◆ What this task involves
Your job is to restate each entry word for word.

◆ Data excerpts
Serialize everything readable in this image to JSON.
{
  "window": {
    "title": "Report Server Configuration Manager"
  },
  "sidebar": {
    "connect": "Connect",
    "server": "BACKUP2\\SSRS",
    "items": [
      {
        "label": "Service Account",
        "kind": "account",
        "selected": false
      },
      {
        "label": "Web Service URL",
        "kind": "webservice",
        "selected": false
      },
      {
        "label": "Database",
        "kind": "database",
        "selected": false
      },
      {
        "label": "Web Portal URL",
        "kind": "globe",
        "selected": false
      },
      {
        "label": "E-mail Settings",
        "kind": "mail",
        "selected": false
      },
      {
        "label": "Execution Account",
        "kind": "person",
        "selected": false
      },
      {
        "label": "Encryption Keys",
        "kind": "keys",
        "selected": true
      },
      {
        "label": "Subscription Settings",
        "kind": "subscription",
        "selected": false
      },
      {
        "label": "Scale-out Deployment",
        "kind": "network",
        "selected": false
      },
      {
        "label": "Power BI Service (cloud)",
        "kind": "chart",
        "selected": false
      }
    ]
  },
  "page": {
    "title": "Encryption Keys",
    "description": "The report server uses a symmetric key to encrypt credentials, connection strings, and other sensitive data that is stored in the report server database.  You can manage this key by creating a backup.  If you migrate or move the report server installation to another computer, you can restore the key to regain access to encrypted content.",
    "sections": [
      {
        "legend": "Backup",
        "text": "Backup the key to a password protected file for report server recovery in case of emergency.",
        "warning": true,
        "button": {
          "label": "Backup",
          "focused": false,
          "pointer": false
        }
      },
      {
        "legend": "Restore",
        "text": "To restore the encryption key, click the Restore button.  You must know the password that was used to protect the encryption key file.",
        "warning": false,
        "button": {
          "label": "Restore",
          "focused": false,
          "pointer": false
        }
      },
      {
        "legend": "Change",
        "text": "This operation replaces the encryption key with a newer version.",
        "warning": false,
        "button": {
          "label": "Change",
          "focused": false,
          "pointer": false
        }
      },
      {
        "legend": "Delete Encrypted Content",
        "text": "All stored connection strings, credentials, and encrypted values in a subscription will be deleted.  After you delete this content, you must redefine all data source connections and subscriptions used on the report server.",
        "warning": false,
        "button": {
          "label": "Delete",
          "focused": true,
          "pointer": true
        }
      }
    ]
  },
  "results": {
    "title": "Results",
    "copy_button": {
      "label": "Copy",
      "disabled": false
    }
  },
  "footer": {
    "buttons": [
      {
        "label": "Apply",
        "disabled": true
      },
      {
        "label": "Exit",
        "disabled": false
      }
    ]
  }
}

◆ Response for this exercise
Serialize everything readable in this image to JSON.
{
  "window": {
    "title": "Report Server Configuration Manager"
  },
  "sidebar": {
    "connect": "Connect",
    "server": "BACKUP2\\SSRS",
    "items": [
      {
        "label": "Service Account",
        "kind": "account",
        "selected": false
      },
      {
        "label": "Web Service URL",
        "kind": "webservice",
        "selected": false
      },
      {
        "label": "Database",
        "kind": "database",
        "selected": false
      },
      {
        "label": "Web Portal URL",
        "kind": "globe",
        "selected": false
      },
      {
        "label": "E-mail Settings",
        "kind": "mail",
        "selected": false
      },
      {
        "label": "Execution Account",
        "kind": "person",
        "selected": false
      },
      {
        "label": "Encryption Keys",
        "kind": "keys",
        "selected": true
      },
      {
        "label": "Subscription Settings",
        "kind": "subscription",
        "selected": false
      },
      {
        "label": "Scale-out Deployment",
        "kind": "network",
        "selected": false
      },
      {
        "label": "Power BI Service (cloud)",
        "kind": "chart",
        "selected": false
      }
    ]
  },
  "page": {
    "title": "Encryption Keys",
    "description": "The report server uses a symmetric key to encrypt credentials, connection strings, and other sensitive data that is stored in the report server database.  You can manage this key by creating a backup.  If you migrate or move the report server installation to another computer, you can restore the key to regain access to encrypted content.",
    "sections": [
      {
        "legend": "Backup",
        "text": "Backup the key to a password protected file for report server recovery in case of emergency.",
        "warning": true,
        "button": {
          "label": "Backup",
          "focused": false,
          "pointer": false
        }
      },
      {
        "legend": "Restore",
        "text": "To restore the encryption key, click the Restore button.  You must know the password that was used to protect the encryption key file.",
        "warning": false,
        "button": {
          "label": "Restore",
          "focused": false,
          "pointer": false
        }
      },
      {
        "legend": "Change",
        "text": "This operation replaces the encryption key with a newer version.",
        "warning": false,
        "button": {
          "label": "Change",
          "focused": false,
          "pointer": false
        }
      },
      {
        "legend": "Delete Encrypted Content",
        "text": "All stored connection strings, credentials, and encrypted values in a subscription will be deleted.  After you delete this content, you must redefine all data source connections and subscriptions used on the report server.",
        "warning": false,
        "button": {
          "label": "Delete",
          "focused": true,
          "pointer": true
        }
      }
    ]
  },
  "results": {
    "title": "Results",
    "copy_button": {
      "label": "Copy",
      "disabled": false
    }
  },
  "footer": {
    "buttons": [
      {
        "label": "Apply",
        "disabled": true
      },
      {
        "label": "Exit",
        "disabled": false
      }
    ]
  }
}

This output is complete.